• GIVEN REQUEST
Report the number of lines that hold the string "themes". Leave out any other text.

◇ ◇ ◇ ◇

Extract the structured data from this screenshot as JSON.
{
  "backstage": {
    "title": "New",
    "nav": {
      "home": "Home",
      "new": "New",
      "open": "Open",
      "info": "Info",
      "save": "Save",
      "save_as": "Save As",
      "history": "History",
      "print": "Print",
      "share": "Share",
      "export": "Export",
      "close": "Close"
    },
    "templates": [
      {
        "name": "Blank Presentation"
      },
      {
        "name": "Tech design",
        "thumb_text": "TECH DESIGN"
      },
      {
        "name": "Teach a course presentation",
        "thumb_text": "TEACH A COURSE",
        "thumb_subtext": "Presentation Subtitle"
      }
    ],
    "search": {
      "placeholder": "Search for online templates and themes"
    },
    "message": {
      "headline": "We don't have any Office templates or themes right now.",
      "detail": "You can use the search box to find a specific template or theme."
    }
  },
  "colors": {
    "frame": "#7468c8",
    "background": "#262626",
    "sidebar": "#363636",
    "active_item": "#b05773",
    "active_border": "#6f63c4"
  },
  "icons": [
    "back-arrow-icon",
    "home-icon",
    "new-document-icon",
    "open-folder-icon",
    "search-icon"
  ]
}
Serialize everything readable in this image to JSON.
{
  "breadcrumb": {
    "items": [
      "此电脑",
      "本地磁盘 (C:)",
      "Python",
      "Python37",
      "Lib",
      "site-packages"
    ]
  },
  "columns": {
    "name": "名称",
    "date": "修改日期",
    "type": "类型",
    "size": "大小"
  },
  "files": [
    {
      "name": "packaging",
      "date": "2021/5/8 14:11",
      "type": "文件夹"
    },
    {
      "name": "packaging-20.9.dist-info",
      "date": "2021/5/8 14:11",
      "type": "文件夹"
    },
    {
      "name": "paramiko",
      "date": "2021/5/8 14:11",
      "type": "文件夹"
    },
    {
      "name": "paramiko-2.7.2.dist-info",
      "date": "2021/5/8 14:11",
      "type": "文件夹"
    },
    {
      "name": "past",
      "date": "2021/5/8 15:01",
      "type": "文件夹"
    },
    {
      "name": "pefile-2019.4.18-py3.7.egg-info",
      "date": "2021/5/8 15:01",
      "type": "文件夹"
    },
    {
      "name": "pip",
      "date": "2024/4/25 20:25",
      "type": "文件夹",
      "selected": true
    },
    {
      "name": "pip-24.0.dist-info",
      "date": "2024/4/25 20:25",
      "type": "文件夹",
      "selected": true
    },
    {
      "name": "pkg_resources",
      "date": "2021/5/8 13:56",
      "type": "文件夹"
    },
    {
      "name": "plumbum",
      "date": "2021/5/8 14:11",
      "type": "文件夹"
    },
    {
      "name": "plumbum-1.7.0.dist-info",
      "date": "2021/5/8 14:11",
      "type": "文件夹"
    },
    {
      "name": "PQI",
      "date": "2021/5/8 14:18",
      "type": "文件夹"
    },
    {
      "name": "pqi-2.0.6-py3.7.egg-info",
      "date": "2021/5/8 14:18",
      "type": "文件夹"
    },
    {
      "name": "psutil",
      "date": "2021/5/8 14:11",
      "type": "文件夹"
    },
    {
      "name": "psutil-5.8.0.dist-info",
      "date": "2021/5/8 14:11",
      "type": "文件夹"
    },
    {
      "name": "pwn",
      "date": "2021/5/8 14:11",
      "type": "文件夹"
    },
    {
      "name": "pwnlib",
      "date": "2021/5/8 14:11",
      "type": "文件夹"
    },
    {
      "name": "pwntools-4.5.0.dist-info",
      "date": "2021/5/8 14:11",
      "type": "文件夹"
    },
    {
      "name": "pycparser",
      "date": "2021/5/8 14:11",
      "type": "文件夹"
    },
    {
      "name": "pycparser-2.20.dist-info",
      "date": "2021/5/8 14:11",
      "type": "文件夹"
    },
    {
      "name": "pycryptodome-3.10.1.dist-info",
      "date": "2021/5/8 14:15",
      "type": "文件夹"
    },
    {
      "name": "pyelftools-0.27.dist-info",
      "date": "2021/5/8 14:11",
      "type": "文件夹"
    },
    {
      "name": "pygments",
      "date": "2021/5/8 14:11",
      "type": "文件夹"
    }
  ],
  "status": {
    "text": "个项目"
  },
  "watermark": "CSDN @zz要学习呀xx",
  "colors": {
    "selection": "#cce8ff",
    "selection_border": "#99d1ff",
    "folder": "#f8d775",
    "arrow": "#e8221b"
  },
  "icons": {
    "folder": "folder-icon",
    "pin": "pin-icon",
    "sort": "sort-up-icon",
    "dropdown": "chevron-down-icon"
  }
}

◇ ◇ ◇ ◇

• EXERCISE OUTPUT
2